WRITTEN EXERCISE → Pull out every line below holding the word "Чмыхов".

DATASET ROWS →
>> BEGIN
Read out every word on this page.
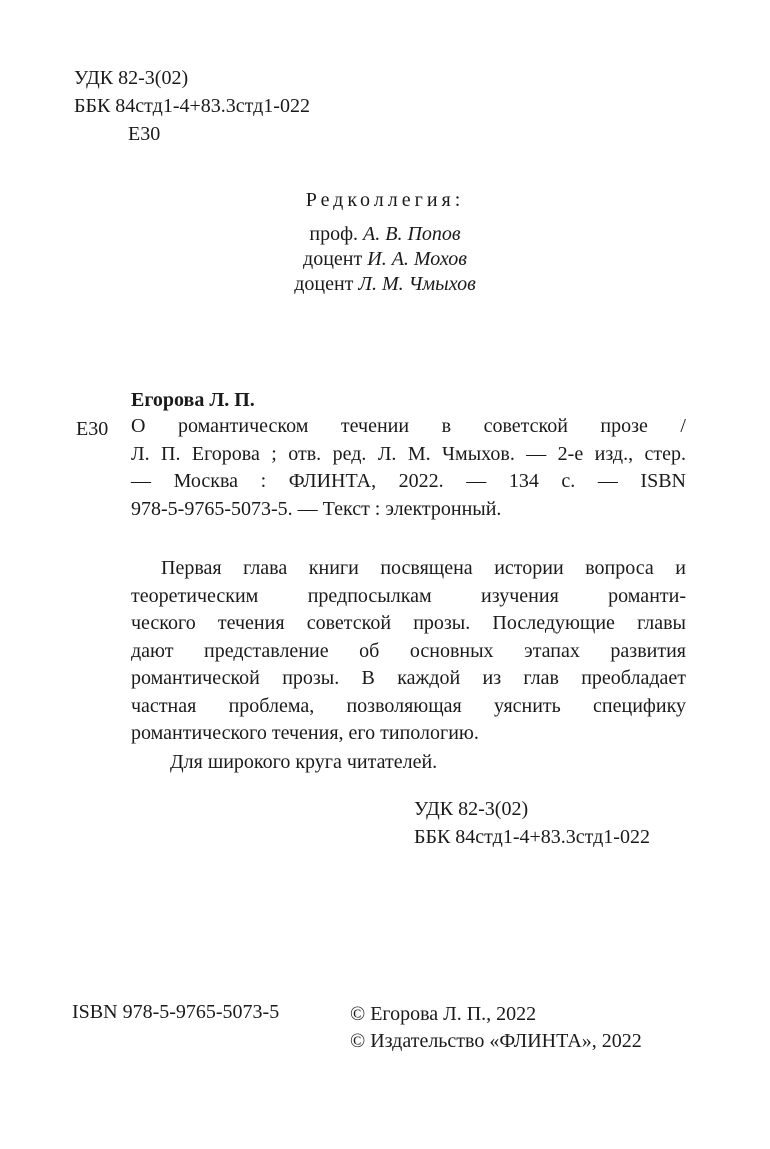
УДК 82-3(02)
ББК 84стд1-4+83.3стд1-022
Е30
Редколлегия:
проф. А. В. Попов
доцент И. А. Мохов
доцент Л. М. Чмыхов
Егорова Л. П.
Е30 О романтическом течении в советской прозе /
Л. П. Егорова ; отв. ред. Л. М. Чмыхов. — 2-е изд., стер.
— Москва : ФЛИНТА, 2022. — 134 с. — ISBN
978-5-9765-5073-5. — Текст : электронный.
Первая глава книги посвящена истории вопроса и
теоретическим предпосылкам изучения романти-
ческого течения советской прозы. Последующие главы
дают представление об основных этапах развития
романтической прозы. В каждой из глав преобладает
частная проблема, позволяющая уяснить специфику
романтического течения, его типологию.
Для широкого круга читателей.
УДК 82-3(02)
ББК 84стд1-4+83.3стд1-022
ISBN 978-5-9765-5073-5	© Егорова Л. П., 2022
© Издательство «ФЛИНТА», 2022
>> END
TASK ANSWER →
доцент Л. М. Чмыхов
Л. П. Егорова ; отв. ред. Л. М. Чмыхов. — 2-е изд., стер.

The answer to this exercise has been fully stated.